start

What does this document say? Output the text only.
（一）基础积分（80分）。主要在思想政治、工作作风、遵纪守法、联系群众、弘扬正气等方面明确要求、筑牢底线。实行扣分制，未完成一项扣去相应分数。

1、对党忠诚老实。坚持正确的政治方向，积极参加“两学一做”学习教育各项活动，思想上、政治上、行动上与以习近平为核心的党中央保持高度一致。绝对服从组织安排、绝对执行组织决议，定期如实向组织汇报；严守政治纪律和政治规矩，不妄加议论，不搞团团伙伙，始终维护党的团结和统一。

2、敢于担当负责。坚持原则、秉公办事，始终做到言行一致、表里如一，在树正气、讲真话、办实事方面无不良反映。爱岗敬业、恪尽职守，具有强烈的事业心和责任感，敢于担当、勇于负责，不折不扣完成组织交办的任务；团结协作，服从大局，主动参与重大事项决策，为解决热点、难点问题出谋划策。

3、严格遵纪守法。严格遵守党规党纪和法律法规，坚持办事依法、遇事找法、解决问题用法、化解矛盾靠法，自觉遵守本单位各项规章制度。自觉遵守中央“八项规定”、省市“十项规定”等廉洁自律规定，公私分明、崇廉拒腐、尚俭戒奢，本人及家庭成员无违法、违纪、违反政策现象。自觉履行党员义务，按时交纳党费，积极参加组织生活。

end

* _PROMPT_
Output the data above exactly, please, line for line.

* _ANSWER FOR THIS EXERCISE_
What does this document say? Output the text only.
（一）基础积分（80分）。主要在思想政治、工作作风、遵纪守法、联系群众、弘扬正气等方面明确要求、筑牢底线。实行扣分制，未完成一项扣去相应分数。

1、对党忠诚老实。坚持正确的政治方向，积极参加“两学一做”学习教育各项活动，思想上、政治上、行动上与以习近平为核心的党中央保持高度一致。绝对服从组织安排、绝对执行组织决议，定期如实向组织汇报；严守政治纪律和政治规矩，不妄加议论，不搞团团伙伙，始终维护党的团结和统一。

2、敢于担当负责。坚持原则、秉公办事，始终做到言行一致、表里如一，在树正气、讲真话、办实事方面无不良反映。爱岗敬业、恪尽职守，具有强烈的事业心和责任感，敢于担当、勇于负责，不折不扣完成组织交办的任务；团结协作，服从大局，主动参与重大事项决策，为解决热点、难点问题出谋划策。

3、严格遵纪守法。严格遵守党规党纪和法律法规，坚持办事依法、遇事找法、解决问题用法、化解矛盾靠法，自觉遵守本单位各项规章制度。自觉遵守中央“八项规定”、省市“十项规定”等廉洁自律规定，公私分明、崇廉拒腐、尚俭戒奢，本人及家庭成员无违法、违纪、违反政策现象。自觉履行党员义务，按时交纳党费，积极参加组织生活。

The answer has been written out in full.